Provided records:
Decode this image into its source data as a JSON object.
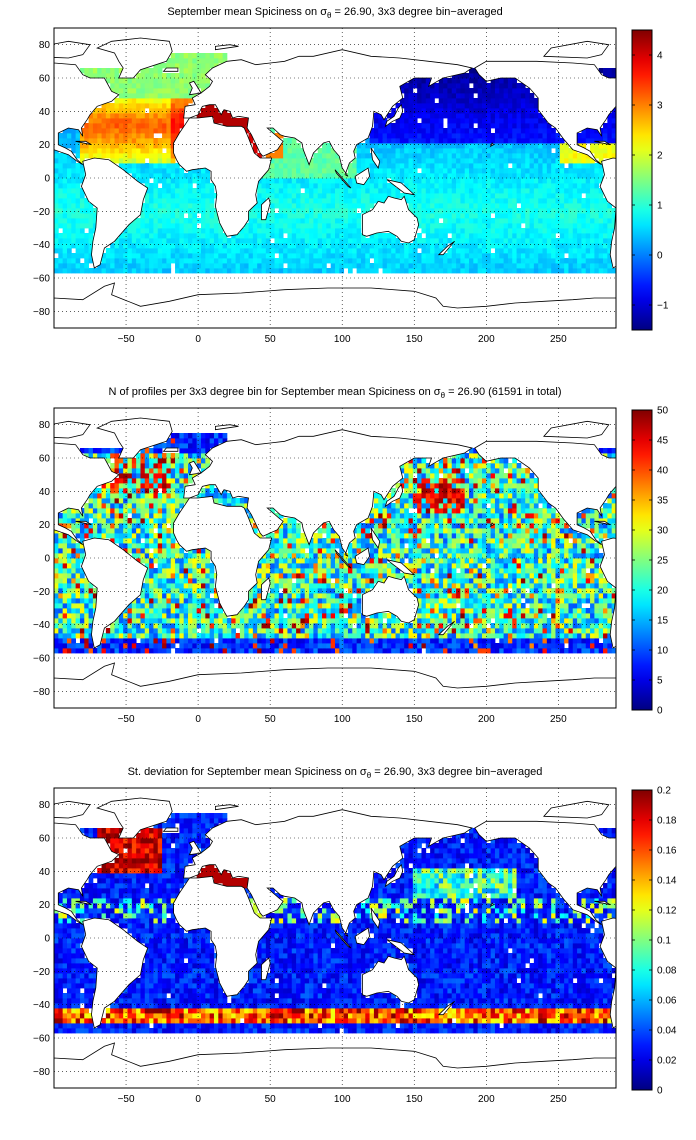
{
  "panels": [
    {
      "id": "mean",
      "title_pre": "September mean Spiciness on ",
      "title_sym": "σ",
      "title_sub": "θ",
      "title_post": " = 26.90, 3x3 degree bin−averaged",
      "x_ticks": [
        "−50",
        "0",
        "50",
        "100",
        "150",
        "200",
        "250"
      ],
      "y_ticks": [
        "80",
        "60",
        "40",
        "20",
        "0",
        "−20",
        "−40",
        "−60",
        "−80"
      ],
      "colorbar_ticks": [
        "4",
        "3",
        "2",
        "1",
        "0",
        "−1"
      ]
    },
    {
      "id": "count",
      "title_pre": "N of profiles per 3x3 degree bin for September mean Spiciness on ",
      "title_sym": "σ",
      "title_sub": "θ",
      "title_post": " = 26.90 (61591 in total)",
      "x_ticks": [
        "−50",
        "0",
        "50",
        "100",
        "150",
        "200",
        "250"
      ],
      "y_ticks": [
        "80",
        "60",
        "40",
        "20",
        "0",
        "−20",
        "−40",
        "−60",
        "−80"
      ],
      "colorbar_ticks": [
        "50",
        "45",
        "40",
        "35",
        "30",
        "25",
        "20",
        "15",
        "10",
        "5",
        "0"
      ]
    },
    {
      "id": "stdev",
      "title_pre": "St. deviation for September mean Spiciness on ",
      "title_sym": "σ",
      "title_sub": "θ",
      "title_post": " = 26.90, 3x3 degree bin−averaged",
      "x_ticks": [
        "−50",
        "0",
        "50",
        "100",
        "150",
        "200",
        "250"
      ],
      "y_ticks": [
        "80",
        "60",
        "40",
        "20",
        "0",
        "−20",
        "−40",
        "−60",
        "−80"
      ],
      "colorbar_ticks": [
        "0.2",
        "0.18",
        "0.16",
        "0.14",
        "0.12",
        "0.1",
        "0.08",
        "0.06",
        "0.04",
        "0.02",
        "0"
      ]
    }
  ],
  "map_extent": {
    "lon": [
      -100,
      290
    ],
    "lat": [
      -90,
      90
    ]
  },
  "colormap": "jet",
  "continents": [
    "north-america",
    "south-america",
    "greenland",
    "eurasia",
    "africa",
    "australia",
    "antarctica"
  ]
}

Aim:
Pictures are not part of the copy; output everything else in the records exactly.

The response:
Decode this image into its source data as a JSON object.
{
  "panels": [
    {
      "id": "mean",
      "title_pre": "September mean Spiciness on ",
      "title_sym": "σ",
      "title_sub": "θ",
      "title_post": " = 26.90, 3x3 degree bin−averaged",
      "x_ticks": [
        "−50",
        "0",
        "50",
        "100",
        "150",
        "200",
        "250"
      ],
      "y_ticks": [
        "80",
        "60",
        "40",
        "20",
        "0",
        "−20",
        "−40",
        "−60",
        "−80"
      ],
      "colorbar_ticks": [
        "4",
        "3",
        "2",
        "1",
        "0",
        "−1"
      ]
    },
    {
      "id": "count",
      "title_pre": "N of profiles per 3x3 degree bin for September mean Spiciness on ",
      "title_sym": "σ",
      "title_sub": "θ",
      "title_post": " = 26.90 (61591 in total)",
      "x_ticks": [
        "−50",
        "0",
        "50",
        "100",
        "150",
        "200",
        "250"
      ],
      "y_ticks": [
        "80",
        "60",
        "40",
        "20",
        "0",
        "−20",
        "−40",
        "−60",
        "−80"
      ],
      "colorbar_ticks": [
        "50",
        "45",
        "40",
        "35",
        "30",
        "25",
        "20",
        "15",
        "10",
        "5",
        "0"
      ]
    },
    {
      "id": "stdev",
      "title_pre": "St. deviation for September mean Spiciness on ",
      "title_sym": "σ",
      "title_sub": "θ",
      "title_post": " = 26.90, 3x3 degree bin−averaged",
      "x_ticks": [
        "−50",
        "0",
        "50",
        "100",
        "150",
        "200",
        "250"
      ],
      "y_ticks": [
        "80",
        "60",
        "40",
        "20",
        "0",
        "−20",
        "−40",
        "−60",
        "−80"
      ],
      "colorbar_ticks": [
        "0.2",
        "0.18",
        "0.16",
        "0.14",
        "0.12",
        "0.1",
        "0.08",
        "0.06",
        "0.04",
        "0.02",
        "0"
      ]
    }
  ],
  "map_extent": {
    "lon": [
      -100,
      290
    ],
    "lat": [
      -90,
      90
    ]
  },
  "colormap": "jet",
  "continents": [
    "north-america",
    "south-america",
    "greenland",
    "eurasia",
    "africa",
    "australia",
    "antarctica"
  ]
}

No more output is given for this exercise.